Instruction: Without skipping anything, write out each record below exactly.

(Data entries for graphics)
— START —

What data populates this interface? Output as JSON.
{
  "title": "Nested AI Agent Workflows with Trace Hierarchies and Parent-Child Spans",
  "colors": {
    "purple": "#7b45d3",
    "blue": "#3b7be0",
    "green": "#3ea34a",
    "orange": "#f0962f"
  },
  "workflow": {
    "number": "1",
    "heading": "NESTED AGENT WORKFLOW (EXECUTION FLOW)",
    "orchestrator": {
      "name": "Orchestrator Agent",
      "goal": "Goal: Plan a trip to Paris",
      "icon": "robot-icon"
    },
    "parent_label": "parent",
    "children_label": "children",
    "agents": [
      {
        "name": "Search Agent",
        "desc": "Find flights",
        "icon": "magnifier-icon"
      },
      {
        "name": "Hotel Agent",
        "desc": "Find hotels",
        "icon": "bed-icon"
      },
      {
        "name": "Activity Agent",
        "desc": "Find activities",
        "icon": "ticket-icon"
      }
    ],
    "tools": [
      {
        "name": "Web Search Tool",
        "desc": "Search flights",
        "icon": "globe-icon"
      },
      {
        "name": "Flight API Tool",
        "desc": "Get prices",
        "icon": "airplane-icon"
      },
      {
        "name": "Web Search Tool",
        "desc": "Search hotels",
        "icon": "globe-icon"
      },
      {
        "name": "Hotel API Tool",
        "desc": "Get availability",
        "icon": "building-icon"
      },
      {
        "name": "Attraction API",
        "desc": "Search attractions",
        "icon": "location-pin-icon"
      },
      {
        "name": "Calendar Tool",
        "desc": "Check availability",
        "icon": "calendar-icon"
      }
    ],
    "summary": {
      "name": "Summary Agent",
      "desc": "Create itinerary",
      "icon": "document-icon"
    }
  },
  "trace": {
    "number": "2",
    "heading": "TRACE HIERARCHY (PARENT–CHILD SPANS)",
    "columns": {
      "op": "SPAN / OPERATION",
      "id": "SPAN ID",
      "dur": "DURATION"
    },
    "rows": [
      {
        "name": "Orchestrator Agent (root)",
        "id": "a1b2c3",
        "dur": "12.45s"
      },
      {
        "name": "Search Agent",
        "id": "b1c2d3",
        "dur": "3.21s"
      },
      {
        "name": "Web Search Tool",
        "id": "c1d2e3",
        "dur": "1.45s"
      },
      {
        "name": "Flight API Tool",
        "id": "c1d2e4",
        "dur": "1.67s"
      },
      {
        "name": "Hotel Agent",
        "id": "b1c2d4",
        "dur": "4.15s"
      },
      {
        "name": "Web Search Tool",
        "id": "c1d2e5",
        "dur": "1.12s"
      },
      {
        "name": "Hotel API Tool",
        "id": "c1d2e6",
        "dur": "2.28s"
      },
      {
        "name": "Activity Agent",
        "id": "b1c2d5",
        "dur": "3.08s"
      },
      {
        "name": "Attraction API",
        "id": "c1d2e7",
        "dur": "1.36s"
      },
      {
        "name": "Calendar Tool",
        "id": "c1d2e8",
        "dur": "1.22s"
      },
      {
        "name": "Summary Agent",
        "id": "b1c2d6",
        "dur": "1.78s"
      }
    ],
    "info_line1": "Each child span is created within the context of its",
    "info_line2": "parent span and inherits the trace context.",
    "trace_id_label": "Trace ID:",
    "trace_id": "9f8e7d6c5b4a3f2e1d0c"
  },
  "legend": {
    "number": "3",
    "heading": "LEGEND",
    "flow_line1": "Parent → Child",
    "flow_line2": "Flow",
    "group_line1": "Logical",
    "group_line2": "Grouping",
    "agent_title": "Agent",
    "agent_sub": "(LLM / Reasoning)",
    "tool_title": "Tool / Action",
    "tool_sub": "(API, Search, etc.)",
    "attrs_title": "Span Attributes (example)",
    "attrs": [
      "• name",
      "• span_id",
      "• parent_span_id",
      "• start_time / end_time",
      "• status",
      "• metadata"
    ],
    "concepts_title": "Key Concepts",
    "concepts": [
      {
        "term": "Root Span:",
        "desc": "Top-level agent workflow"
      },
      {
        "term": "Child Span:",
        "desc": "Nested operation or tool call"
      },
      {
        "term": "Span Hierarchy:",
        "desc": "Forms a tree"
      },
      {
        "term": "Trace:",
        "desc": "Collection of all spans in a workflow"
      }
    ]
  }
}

— END —

Exercise solution:
What data populates this interface? Output as JSON.
{
  "title": "Nested AI Agent Workflows with Trace Hierarchies and Parent-Child Spans",
  "colors": {
    "purple": "#7b45d3",
    "blue": "#3b7be0",
    "green": "#3ea34a",
    "orange": "#f0962f"
  },
  "workflow": {
    "number": "1",
    "heading": "NESTED AGENT WORKFLOW (EXECUTION FLOW)",
    "orchestrator": {
      "name": "Orchestrator Agent",
      "goal": "Goal: Plan a trip to Paris",
      "icon": "robot-icon"
    },
    "parent_label": "parent",
    "children_label": "children",
    "agents": [
      {
        "name": "Search Agent",
        "desc": "Find flights",
        "icon": "magnifier-icon"
      },
      {
        "name": "Hotel Agent",
        "desc": "Find hotels",
        "icon": "bed-icon"
      },
      {
        "name": "Activity Agent",
        "desc": "Find activities",
        "icon": "ticket-icon"
      }
    ],
    "tools": [
      {
        "name": "Web Search Tool",
        "desc": "Search flights",
        "icon": "globe-icon"
      },
      {
        "name": "Flight API Tool",
        "desc": "Get prices",
        "icon": "airplane-icon"
      },
      {
        "name": "Web Search Tool",
        "desc": "Search hotels",
        "icon": "globe-icon"
      },
      {
        "name": "Hotel API Tool",
        "desc": "Get availability",
        "icon": "building-icon"
      },
      {
        "name": "Attraction API",
        "desc": "Search attractions",
        "icon": "location-pin-icon"
      },
      {
        "name": "Calendar Tool",
        "desc": "Check availability",
        "icon": "calendar-icon"
      }
    ],
    "summary": {
      "name": "Summary Agent",
      "desc": "Create itinerary",
      "icon": "document-icon"
    }
  },
  "trace": {
    "number": "2",
    "heading": "TRACE HIERARCHY (PARENT–CHILD SPANS)",
    "columns": {
      "op": "SPAN / OPERATION",
      "id": "SPAN ID",
      "dur": "DURATION"
    },
    "rows": [
      {
        "name": "Orchestrator Agent (root)",
        "id": "a1b2c3",
        "dur": "12.45s"
      },
      {
        "name": "Search Agent",
        "id": "b1c2d3",
        "dur": "3.21s"
      },
      {
        "name": "Web Search Tool",
        "id": "c1d2e3",
        "dur": "1.45s"
      },
      {
        "name": "Flight API Tool",
        "id": "c1d2e4",
        "dur": "1.67s"
      },
      {
        "name": "Hotel Agent",
        "id": "b1c2d4",
        "dur": "4.15s"
      },
      {
        "name": "Web Search Tool",
        "id": "c1d2e5",
        "dur": "1.12s"
      },
      {
        "name": "Hotel API Tool",
        "id": "c1d2e6",
        "dur": "2.28s"
      },
      {
        "name": "Activity Agent",
        "id": "b1c2d5",
        "dur": "3.08s"
      },
      {
        "name": "Attraction API",
        "id": "c1d2e7",
        "dur": "1.36s"
      },
      {
        "name": "Calendar Tool",
        "id": "c1d2e8",
        "dur": "1.22s"
      },
      {
        "name": "Summary Agent",
        "id": "b1c2d6",
        "dur": "1.78s"
      }
    ],
    "info_line1": "Each child span is created within the context of its",
    "info_line2": "parent span and inherits the trace context.",
    "trace_id_label": "Trace ID:",
    "trace_id": "9f8e7d6c5b4a3f2e1d0c"
  },
  "legend": {
    "number": "3",
    "heading": "LEGEND",
    "flow_line1": "Parent → Child",
    "flow_line2": "Flow",
    "group_line1": "Logical",
    "group_line2": "Grouping",
    "agent_title": "Agent",
    "agent_sub": "(LLM / Reasoning)",
    "tool_title": "Tool / Action",
    "tool_sub": "(API, Search, etc.)",
    "attrs_title": "Span Attributes (example)",
    "attrs": [
      "• name",
      "• span_id",
      "• parent_span_id",
      "• start_time / end_time",
      "• status",
      "• metadata"
    ],
    "concepts_title": "Key Concepts",
    "concepts": [
      {
        "term": "Root Span:",
        "desc": "Top-level agent workflow"
      },
      {
        "term": "Child Span:",
        "desc": "Nested operation or tool call"
      },
      {
        "term": "Span Hierarchy:",
        "desc": "Forms a tree"
      },
      {
        "term": "Trace:",
        "desc": "Collection of all spans in a workflow"
      }
    ]
  }
}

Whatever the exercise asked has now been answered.